[PROBLEM DETAILS] Would you extract the whole listing below and retype it exactly?

────────────────

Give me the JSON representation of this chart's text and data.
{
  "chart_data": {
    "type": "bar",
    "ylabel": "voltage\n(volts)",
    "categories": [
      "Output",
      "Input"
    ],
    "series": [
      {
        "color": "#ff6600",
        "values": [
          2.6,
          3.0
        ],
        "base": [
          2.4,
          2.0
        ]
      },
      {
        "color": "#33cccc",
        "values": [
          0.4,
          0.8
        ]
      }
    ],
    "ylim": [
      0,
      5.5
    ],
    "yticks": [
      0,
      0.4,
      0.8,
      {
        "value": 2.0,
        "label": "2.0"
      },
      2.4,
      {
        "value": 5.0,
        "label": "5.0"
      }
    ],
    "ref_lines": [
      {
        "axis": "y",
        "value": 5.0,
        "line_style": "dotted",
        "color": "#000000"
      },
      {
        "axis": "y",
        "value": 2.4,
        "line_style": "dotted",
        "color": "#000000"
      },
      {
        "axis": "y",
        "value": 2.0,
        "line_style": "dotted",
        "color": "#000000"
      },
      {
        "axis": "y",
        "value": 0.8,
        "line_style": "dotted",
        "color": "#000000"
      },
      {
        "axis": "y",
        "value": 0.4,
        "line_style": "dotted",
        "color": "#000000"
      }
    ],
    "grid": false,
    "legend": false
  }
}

────────────────

[TASK ANSWER]
Give me the JSON representation of this chart's text and data.
{
  "chart_data": {
    "type": "bar",
    "ylabel": "voltage\n(volts)",
    "categories": [
      "Output",
      "Input"
    ],
    "series": [
      {
        "color": "#ff6600",
        "values": [
          2.6,
          3.0
        ],
        "base": [
          2.4,
          2.0
        ]
      },
      {
        "color": "#33cccc",
        "values": [
          0.4,
          0.8
        ]
      }
    ],
    "ylim": [
      0,
      5.5
    ],
    "yticks": [
      0,
      0.4,
      0.8,
      {
        "value": 2.0,
        "label": "2.0"
      },
      2.4,
      {
        "value": 5.0,
        "label": "5.0"
      }
    ],
    "ref_lines": [
      {
        "axis": "y",
        "value": 5.0,
        "line_style": "dotted",
        "color": "#000000"
      },
      {
        "axis": "y",
        "value": 2.4,
        "line_style": "dotted",
        "color": "#000000"
      },
      {
        "axis": "y",
        "value": 2.0,
        "line_style": "dotted",
        "color": "#000000"
      },
      {
        "axis": "y",
        "value": 0.8,
        "line_style": "dotted",
        "color": "#000000"
      },
      {
        "axis": "y",
        "value": 0.4,
        "line_style": "dotted",
        "color": "#000000"
      }
    ],
    "grid": false,
    "legend": false
  }
}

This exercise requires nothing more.